Your instructions: Count how many lines hold the string "spread". Give that number alone.

Task data:
* begin *
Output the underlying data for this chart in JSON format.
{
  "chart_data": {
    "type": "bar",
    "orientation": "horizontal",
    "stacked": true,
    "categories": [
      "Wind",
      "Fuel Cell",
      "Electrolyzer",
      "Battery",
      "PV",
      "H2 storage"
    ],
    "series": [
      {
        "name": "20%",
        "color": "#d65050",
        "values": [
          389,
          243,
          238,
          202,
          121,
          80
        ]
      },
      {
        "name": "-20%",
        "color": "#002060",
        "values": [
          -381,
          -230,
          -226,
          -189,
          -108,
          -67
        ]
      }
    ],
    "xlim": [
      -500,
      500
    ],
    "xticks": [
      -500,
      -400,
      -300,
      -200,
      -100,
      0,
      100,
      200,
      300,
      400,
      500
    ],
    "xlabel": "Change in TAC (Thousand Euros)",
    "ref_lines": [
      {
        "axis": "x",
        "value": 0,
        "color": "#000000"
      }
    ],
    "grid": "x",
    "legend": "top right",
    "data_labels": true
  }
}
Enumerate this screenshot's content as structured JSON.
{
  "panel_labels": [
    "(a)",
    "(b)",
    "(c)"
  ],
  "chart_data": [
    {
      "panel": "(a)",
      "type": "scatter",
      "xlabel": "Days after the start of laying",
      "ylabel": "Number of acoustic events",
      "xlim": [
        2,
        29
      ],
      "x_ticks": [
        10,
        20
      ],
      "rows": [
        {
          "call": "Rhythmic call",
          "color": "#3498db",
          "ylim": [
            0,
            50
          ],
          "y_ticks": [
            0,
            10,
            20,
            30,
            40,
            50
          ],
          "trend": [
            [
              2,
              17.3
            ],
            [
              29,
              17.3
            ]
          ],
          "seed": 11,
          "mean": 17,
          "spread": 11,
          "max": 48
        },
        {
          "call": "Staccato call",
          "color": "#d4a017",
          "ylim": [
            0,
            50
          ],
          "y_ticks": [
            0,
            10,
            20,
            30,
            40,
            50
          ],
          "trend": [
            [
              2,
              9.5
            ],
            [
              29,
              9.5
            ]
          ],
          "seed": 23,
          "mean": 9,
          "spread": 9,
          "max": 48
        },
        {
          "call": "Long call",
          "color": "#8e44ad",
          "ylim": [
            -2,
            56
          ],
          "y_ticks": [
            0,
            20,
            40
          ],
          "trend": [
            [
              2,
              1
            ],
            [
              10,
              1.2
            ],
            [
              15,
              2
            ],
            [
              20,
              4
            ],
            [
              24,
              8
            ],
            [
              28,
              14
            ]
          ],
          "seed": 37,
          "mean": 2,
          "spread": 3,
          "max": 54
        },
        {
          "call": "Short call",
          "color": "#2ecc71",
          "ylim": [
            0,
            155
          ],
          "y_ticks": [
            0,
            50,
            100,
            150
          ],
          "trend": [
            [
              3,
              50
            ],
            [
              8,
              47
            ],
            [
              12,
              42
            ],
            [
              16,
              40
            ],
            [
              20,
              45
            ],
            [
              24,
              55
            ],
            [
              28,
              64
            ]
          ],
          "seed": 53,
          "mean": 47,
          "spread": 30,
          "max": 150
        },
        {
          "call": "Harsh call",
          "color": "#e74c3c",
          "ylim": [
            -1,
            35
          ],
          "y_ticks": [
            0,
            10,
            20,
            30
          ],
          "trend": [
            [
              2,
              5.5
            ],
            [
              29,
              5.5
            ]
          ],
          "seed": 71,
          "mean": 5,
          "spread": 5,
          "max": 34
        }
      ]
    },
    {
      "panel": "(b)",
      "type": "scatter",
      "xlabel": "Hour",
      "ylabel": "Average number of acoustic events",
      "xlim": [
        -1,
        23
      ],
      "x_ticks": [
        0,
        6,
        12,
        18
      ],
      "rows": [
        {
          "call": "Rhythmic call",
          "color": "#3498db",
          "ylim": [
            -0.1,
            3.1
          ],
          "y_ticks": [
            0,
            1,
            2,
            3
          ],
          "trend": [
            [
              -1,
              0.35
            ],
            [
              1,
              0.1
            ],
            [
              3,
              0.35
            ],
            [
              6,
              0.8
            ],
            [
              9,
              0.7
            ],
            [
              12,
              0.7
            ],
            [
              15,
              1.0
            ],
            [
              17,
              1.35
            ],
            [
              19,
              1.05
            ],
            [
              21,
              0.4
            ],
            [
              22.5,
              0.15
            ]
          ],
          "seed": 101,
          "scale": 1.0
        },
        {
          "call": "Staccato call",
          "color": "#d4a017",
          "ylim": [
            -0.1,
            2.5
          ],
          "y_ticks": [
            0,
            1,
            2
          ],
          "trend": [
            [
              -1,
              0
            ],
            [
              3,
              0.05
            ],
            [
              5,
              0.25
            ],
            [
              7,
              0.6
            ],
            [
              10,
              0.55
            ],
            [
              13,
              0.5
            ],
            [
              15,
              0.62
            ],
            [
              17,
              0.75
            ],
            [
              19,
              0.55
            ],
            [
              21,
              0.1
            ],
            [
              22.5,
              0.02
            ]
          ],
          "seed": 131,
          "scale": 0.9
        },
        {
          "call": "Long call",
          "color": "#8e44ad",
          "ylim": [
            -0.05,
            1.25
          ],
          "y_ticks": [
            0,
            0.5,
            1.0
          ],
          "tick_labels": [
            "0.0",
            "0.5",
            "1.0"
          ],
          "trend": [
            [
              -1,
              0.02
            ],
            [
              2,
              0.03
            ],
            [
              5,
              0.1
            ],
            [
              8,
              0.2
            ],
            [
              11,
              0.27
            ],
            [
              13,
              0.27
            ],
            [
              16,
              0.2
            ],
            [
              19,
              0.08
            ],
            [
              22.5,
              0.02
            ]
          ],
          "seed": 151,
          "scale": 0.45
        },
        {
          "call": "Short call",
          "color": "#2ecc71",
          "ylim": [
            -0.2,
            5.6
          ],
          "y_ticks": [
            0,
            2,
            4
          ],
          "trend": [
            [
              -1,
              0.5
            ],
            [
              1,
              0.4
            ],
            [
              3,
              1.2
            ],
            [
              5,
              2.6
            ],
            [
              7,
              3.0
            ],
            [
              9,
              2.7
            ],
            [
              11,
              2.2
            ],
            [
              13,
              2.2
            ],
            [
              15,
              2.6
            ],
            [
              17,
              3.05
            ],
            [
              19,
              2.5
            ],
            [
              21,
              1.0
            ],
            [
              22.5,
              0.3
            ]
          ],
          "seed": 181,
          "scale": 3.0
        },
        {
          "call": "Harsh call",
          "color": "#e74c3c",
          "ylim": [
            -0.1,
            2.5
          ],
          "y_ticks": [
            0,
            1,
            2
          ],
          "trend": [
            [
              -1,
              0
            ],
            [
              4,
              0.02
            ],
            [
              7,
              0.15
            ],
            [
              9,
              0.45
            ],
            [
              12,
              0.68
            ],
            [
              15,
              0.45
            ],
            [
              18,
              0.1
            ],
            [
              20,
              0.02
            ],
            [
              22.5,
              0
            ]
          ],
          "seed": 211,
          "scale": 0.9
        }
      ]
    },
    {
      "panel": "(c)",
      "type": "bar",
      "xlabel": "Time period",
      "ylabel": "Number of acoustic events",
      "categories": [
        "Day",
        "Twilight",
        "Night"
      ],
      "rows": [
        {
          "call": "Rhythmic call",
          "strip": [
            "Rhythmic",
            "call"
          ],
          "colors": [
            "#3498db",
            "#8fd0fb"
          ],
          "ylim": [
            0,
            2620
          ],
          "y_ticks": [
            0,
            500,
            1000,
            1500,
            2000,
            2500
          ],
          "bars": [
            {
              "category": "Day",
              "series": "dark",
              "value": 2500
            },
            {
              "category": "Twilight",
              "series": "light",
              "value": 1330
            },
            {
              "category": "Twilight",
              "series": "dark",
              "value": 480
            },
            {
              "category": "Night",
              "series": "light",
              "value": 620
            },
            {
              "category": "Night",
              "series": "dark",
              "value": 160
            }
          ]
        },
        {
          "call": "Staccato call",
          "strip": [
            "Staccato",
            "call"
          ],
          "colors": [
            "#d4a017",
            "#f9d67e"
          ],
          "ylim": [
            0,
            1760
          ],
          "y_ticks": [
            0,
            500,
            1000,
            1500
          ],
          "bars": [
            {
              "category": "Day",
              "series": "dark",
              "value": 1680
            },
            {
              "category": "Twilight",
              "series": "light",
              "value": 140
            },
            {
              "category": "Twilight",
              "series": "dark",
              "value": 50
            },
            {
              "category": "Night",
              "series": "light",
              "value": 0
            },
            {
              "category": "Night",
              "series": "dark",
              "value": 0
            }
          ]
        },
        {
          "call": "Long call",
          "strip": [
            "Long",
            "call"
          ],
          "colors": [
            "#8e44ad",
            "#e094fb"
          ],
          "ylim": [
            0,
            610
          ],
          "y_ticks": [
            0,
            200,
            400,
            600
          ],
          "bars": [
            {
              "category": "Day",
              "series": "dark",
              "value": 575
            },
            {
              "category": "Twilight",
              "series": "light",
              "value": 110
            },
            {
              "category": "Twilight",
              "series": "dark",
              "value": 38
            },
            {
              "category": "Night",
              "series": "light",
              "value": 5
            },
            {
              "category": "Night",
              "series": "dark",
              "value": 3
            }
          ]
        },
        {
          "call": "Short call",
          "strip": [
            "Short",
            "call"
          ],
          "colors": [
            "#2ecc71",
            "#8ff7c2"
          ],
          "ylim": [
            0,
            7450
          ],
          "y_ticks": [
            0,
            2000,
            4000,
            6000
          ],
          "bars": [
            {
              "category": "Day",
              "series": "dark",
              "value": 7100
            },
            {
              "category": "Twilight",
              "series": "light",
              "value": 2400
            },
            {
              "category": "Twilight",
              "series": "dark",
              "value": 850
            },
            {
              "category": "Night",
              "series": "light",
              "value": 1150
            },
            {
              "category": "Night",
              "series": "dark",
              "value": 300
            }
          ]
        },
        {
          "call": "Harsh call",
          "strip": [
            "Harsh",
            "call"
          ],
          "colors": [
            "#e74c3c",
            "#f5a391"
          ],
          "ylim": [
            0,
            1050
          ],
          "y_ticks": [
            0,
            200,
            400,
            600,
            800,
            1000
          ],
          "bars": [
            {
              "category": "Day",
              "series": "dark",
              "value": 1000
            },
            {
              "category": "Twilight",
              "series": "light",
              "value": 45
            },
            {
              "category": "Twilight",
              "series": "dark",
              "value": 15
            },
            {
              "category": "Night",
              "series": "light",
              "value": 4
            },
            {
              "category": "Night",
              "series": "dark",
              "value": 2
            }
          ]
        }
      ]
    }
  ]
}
* end *
Output for this task: 5